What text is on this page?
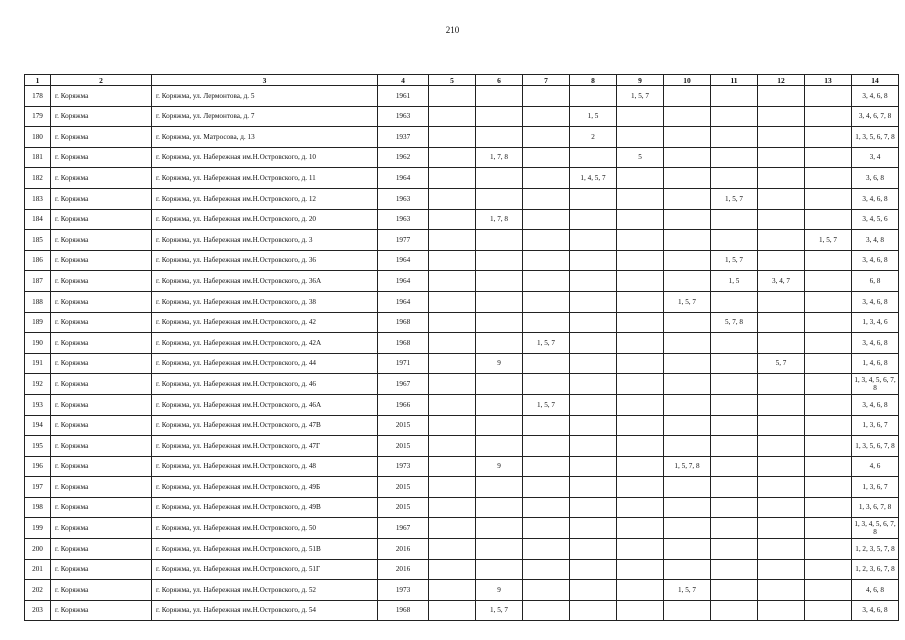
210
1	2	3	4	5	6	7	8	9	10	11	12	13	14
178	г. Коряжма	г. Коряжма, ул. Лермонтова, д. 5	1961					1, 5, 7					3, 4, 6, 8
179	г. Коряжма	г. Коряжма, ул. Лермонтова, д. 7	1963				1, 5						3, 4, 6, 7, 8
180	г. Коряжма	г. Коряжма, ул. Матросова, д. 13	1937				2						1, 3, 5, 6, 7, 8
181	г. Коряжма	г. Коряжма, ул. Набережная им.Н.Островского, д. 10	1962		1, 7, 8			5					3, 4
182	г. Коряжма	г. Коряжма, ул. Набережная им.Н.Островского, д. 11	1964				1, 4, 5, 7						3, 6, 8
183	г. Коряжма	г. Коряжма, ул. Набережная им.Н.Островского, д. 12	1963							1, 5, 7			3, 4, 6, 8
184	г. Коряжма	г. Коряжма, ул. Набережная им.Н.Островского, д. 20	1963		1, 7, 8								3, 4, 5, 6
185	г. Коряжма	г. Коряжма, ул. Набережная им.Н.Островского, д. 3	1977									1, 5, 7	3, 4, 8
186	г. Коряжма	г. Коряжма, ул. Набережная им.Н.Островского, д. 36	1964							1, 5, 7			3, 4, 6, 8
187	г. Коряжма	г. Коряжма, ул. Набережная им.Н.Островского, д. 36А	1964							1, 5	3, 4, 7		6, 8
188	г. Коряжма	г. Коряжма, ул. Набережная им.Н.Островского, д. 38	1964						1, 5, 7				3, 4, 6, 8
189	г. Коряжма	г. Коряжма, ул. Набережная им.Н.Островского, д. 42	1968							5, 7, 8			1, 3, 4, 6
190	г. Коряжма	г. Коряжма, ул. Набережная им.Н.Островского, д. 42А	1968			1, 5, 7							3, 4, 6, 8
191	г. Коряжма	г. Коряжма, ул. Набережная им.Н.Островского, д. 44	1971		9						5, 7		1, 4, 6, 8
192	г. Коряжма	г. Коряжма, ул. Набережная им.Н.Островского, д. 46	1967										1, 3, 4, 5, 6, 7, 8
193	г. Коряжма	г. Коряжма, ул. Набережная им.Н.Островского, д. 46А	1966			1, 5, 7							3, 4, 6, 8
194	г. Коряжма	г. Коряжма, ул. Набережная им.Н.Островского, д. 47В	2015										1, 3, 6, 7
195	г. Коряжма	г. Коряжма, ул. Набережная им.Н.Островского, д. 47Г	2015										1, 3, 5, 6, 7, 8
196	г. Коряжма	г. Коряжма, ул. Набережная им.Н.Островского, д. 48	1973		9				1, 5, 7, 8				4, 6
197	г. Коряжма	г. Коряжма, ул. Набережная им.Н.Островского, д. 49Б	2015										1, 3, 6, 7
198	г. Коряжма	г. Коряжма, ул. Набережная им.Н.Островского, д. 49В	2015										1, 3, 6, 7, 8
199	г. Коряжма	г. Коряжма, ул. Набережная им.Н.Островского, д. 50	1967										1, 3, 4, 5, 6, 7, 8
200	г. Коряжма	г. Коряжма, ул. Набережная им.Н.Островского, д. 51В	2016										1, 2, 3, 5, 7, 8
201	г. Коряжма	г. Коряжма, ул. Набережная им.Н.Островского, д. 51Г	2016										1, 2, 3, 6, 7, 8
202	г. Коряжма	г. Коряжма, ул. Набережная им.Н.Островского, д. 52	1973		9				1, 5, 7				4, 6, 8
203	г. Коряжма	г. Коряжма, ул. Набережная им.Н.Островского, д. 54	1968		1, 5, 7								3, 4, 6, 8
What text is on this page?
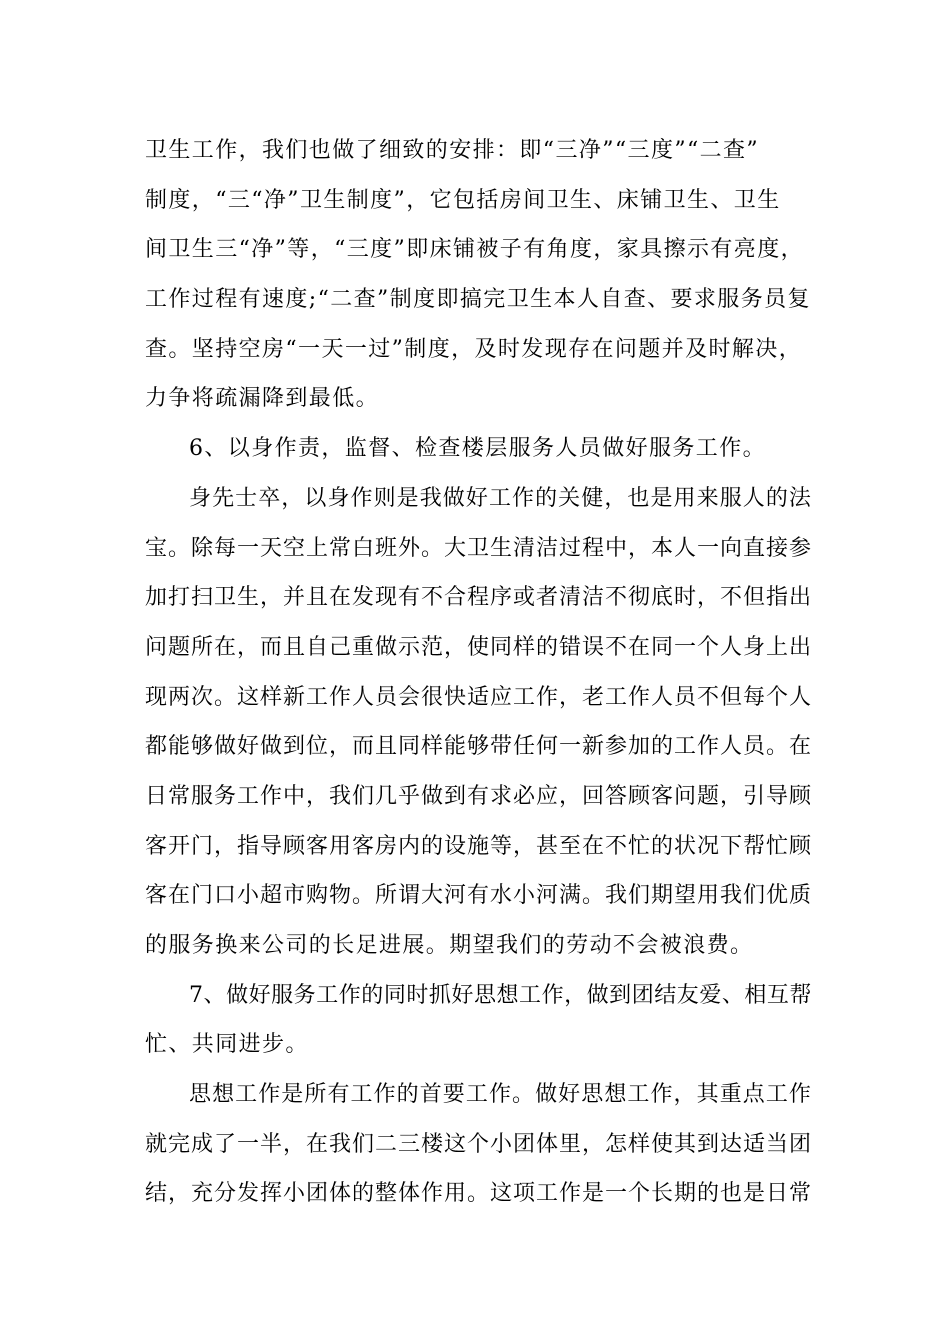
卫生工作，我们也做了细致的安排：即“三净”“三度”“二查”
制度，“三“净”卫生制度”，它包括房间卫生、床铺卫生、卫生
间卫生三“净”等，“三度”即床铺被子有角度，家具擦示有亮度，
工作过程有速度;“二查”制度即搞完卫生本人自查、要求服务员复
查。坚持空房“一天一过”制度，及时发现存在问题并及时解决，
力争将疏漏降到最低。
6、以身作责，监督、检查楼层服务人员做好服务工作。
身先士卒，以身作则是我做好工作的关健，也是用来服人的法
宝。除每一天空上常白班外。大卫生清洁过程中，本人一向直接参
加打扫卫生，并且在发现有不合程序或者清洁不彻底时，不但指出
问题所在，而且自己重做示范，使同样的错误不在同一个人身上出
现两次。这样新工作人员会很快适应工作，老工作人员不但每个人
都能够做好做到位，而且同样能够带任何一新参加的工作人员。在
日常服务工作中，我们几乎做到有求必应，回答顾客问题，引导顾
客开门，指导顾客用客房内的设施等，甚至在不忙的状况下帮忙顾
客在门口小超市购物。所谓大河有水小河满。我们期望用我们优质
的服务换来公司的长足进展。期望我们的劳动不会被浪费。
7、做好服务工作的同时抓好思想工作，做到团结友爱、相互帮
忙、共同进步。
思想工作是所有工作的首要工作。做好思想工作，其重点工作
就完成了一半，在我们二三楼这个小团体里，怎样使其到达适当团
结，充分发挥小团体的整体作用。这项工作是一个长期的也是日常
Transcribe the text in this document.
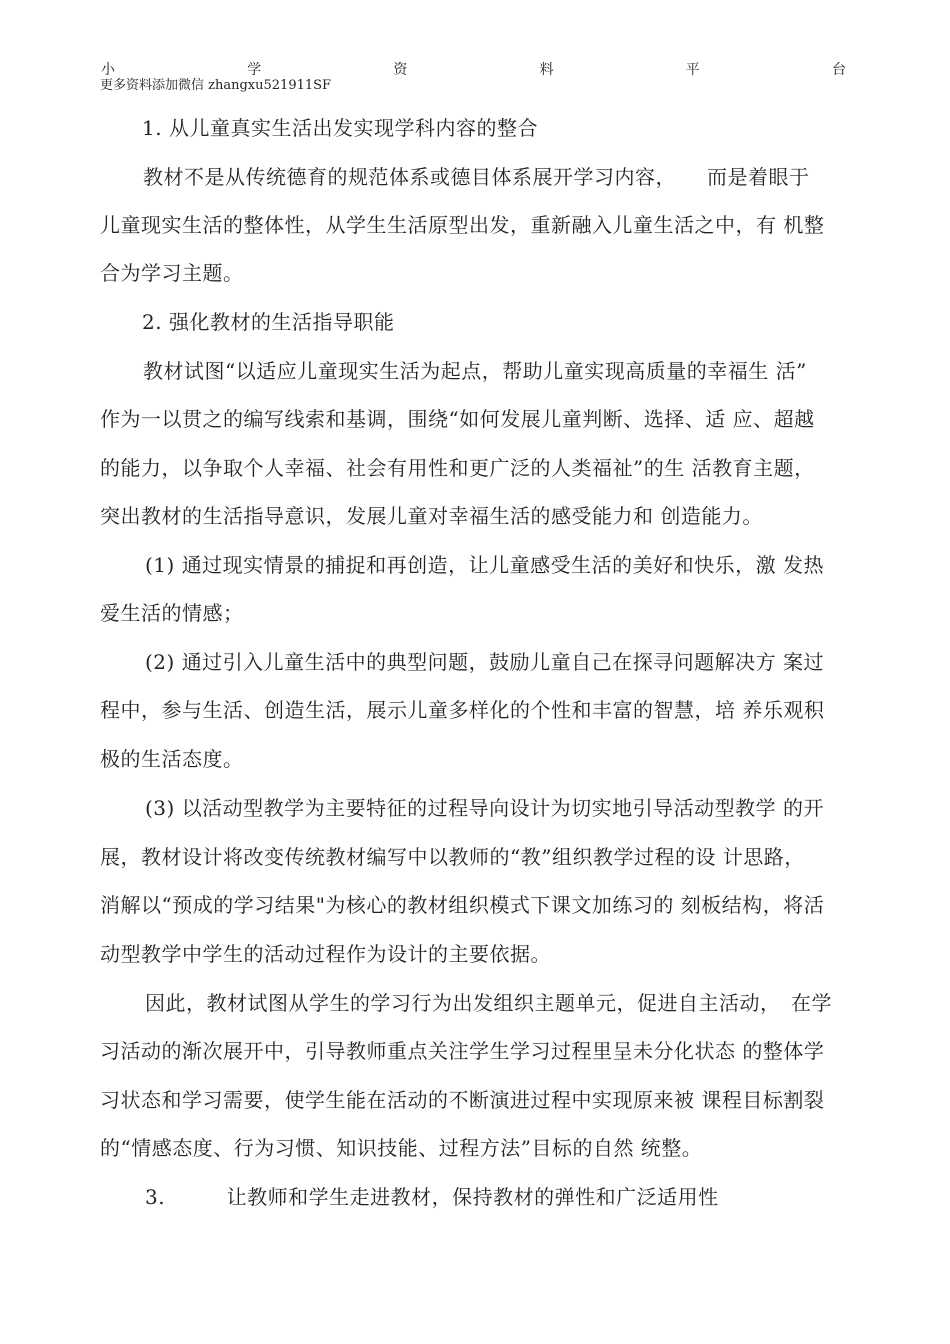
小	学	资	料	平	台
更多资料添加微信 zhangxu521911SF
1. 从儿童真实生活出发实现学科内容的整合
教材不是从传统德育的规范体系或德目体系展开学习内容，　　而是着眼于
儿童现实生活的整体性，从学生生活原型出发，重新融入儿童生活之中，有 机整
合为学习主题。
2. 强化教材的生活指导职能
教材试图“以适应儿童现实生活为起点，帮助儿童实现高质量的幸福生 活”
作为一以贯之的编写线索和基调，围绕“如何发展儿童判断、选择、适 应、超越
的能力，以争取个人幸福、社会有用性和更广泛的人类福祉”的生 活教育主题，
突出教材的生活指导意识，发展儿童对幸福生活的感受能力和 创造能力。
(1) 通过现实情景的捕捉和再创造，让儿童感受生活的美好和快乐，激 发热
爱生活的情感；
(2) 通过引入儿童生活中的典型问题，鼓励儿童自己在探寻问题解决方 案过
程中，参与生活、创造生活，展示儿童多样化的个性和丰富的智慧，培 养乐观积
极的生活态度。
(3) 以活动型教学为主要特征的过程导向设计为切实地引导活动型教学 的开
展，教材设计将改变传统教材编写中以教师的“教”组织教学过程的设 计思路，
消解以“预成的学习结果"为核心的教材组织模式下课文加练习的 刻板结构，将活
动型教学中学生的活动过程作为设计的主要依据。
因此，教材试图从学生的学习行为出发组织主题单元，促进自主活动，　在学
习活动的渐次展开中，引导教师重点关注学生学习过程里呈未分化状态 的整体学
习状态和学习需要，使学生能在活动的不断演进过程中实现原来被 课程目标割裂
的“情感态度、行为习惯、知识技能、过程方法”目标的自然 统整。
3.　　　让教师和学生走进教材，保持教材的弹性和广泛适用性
------------------------------------------------------------------------
Transcribe every entry word for word, but skip the pictures.

**EXERCISE RESPONSE**
What text is on this page?
210
1	2	3	4	5	6	7	8	9	10	11	12	13	14
178	г. Коряжма	г. Коряжма, ул. Лермонтова, д. 5	1961					1, 5, 7					3, 4, 6, 8
179	г. Коряжма	г. Коряжма, ул. Лермонтова, д. 7	1963				1, 5						3, 4, 6, 7, 8
180	г. Коряжма	г. Коряжма, ул. Матросова, д. 13	1937				2						1, 3, 5, 6, 7, 8
181	г. Коряжма	г. Коряжма, ул. Набережная им.Н.Островского, д. 10	1962		1, 7, 8			5					3, 4
182	г. Коряжма	г. Коряжма, ул. Набережная им.Н.Островского, д. 11	1964				1, 4, 5, 7						3, 6, 8
183	г. Коряжма	г. Коряжма, ул. Набережная им.Н.Островского, д. 12	1963							1, 5, 7			3, 4, 6, 8
184	г. Коряжма	г. Коряжма, ул. Набережная им.Н.Островского, д. 20	1963		1, 7, 8								3, 4, 5, 6
185	г. Коряжма	г. Коряжма, ул. Набережная им.Н.Островского, д. 3	1977									1, 5, 7	3, 4, 8
186	г. Коряжма	г. Коряжма, ул. Набережная им.Н.Островского, д. 36	1964							1, 5, 7			3, 4, 6, 8
187	г. Коряжма	г. Коряжма, ул. Набережная им.Н.Островского, д. 36А	1964							1, 5	3, 4, 7		6, 8
188	г. Коряжма	г. Коряжма, ул. Набережная им.Н.Островского, д. 38	1964						1, 5, 7				3, 4, 6, 8
189	г. Коряжма	г. Коряжма, ул. Набережная им.Н.Островского, д. 42	1968							5, 7, 8			1, 3, 4, 6
190	г. Коряжма	г. Коряжма, ул. Набережная им.Н.Островского, д. 42А	1968			1, 5, 7							3, 4, 6, 8
191	г. Коряжма	г. Коряжма, ул. Набережная им.Н.Островского, д. 44	1971		9						5, 7		1, 4, 6, 8
192	г. Коряжма	г. Коряжма, ул. Набережная им.Н.Островского, д. 46	1967										1, 3, 4, 5, 6, 7, 8
193	г. Коряжма	г. Коряжма, ул. Набережная им.Н.Островского, д. 46А	1966			1, 5, 7							3, 4, 6, 8
194	г. Коряжма	г. Коряжма, ул. Набережная им.Н.Островского, д. 47В	2015										1, 3, 6, 7
195	г. Коряжма	г. Коряжма, ул. Набережная им.Н.Островского, д. 47Г	2015										1, 3, 5, 6, 7, 8
196	г. Коряжма	г. Коряжма, ул. Набережная им.Н.Островского, д. 48	1973		9				1, 5, 7, 8				4, 6
197	г. Коряжма	г. Коряжма, ул. Набережная им.Н.Островского, д. 49Б	2015										1, 3, 6, 7
198	г. Коряжма	г. Коряжма, ул. Набережная им.Н.Островского, д. 49В	2015										1, 3, 6, 7, 8
199	г. Коряжма	г. Коряжма, ул. Набережная им.Н.Островского, д. 50	1967										1, 3, 4, 5, 6, 7, 8
200	г. Коряжма	г. Коряжма, ул. Набережная им.Н.Островского, д. 51В	2016										1, 2, 3, 5, 7, 8
201	г. Коряжма	г. Коряжма, ул. Набережная им.Н.Островского, д. 51Г	2016										1, 2, 3, 6, 7, 8
202	г. Коряжма	г. Коряжма, ул. Набережная им.Н.Островского, д. 52	1973		9				1, 5, 7				4, 6, 8
203	г. Коряжма	г. Коряжма, ул. Набережная им.Н.Островского, д. 54	1968		1, 5, 7								3, 4, 6, 8
What text is on this page?
卫生工作，我们也做了细致的安排：即“三净”“三度”“二查”
制度，“三“净”卫生制度”，它包括房间卫生、床铺卫生、卫生
间卫生三“净”等，“三度”即床铺被子有角度，家具擦示有亮度，
工作过程有速度;“二查”制度即搞完卫生本人自查、要求服务员复
查。坚持空房“一天一过”制度，及时发现存在问题并及时解决，
力争将疏漏降到最低。
6、以身作责，监督、检查楼层服务人员做好服务工作。
身先士卒，以身作则是我做好工作的关健，也是用来服人的法
宝。除每一天空上常白班外。大卫生清洁过程中，本人一向直接参
加打扫卫生，并且在发现有不合程序或者清洁不彻底时，不但指出
问题所在，而且自己重做示范，使同样的错误不在同一个人身上出
现两次。这样新工作人员会很快适应工作，老工作人员不但每个人
都能够做好做到位，而且同样能够带任何一新参加的工作人员。在
日常服务工作中，我们几乎做到有求必应，回答顾客问题，引导顾
客开门，指导顾客用客房内的设施等，甚至在不忙的状况下帮忙顾
客在门口小超市购物。所谓大河有水小河满。我们期望用我们优质
的服务换来公司的长足进展。期望我们的劳动不会被浪费。
7、做好服务工作的同时抓好思想工作，做到团结友爱、相互帮
忙、共同进步。
思想工作是所有工作的首要工作。做好思想工作，其重点工作
就完成了一半，在我们二三楼这个小团体里，怎样使其到达适当团
结，充分发挥小团体的整体作用。这项工作是一个长期的也是日常
Transcribe the text in this document.
小	学	资	料	平	台
更多资料添加微信 zhangxu521911SF
1. 从儿童真实生活出发实现学科内容的整合
教材不是从传统德育的规范体系或德目体系展开学习内容，　　而是着眼于
儿童现实生活的整体性，从学生生活原型出发，重新融入儿童生活之中，有 机整
合为学习主题。
2. 强化教材的生活指导职能
教材试图“以适应儿童现实生活为起点，帮助儿童实现高质量的幸福生 活”
作为一以贯之的编写线索和基调，围绕“如何发展儿童判断、选择、适 应、超越
的能力，以争取个人幸福、社会有用性和更广泛的人类福祉”的生 活教育主题，
突出教材的生活指导意识，发展儿童对幸福生活的感受能力和 创造能力。
(1) 通过现实情景的捕捉和再创造，让儿童感受生活的美好和快乐，激 发热
爱生活的情感；
(2) 通过引入儿童生活中的典型问题，鼓励儿童自己在探寻问题解决方 案过
程中，参与生活、创造生活，展示儿童多样化的个性和丰富的智慧，培 养乐观积
极的生活态度。
(3) 以活动型教学为主要特征的过程导向设计为切实地引导活动型教学 的开
展，教材设计将改变传统教材编写中以教师的“教”组织教学过程的设 计思路，
消解以“预成的学习结果"为核心的教材组织模式下课文加练习的 刻板结构，将活
动型教学中学生的活动过程作为设计的主要依据。
因此，教材试图从学生的学习行为出发组织主题单元，促进自主活动，　在学
习活动的渐次展开中，引导教师重点关注学生学习过程里呈未分化状态 的整体学
习状态和学习需要，使学生能在活动的不断演进过程中实现原来被 课程目标割裂
的“情感态度、行为习惯、知识技能、过程方法”目标的自然 统整。
3.　　　让教师和学生走进教材，保持教材的弹性和广泛适用性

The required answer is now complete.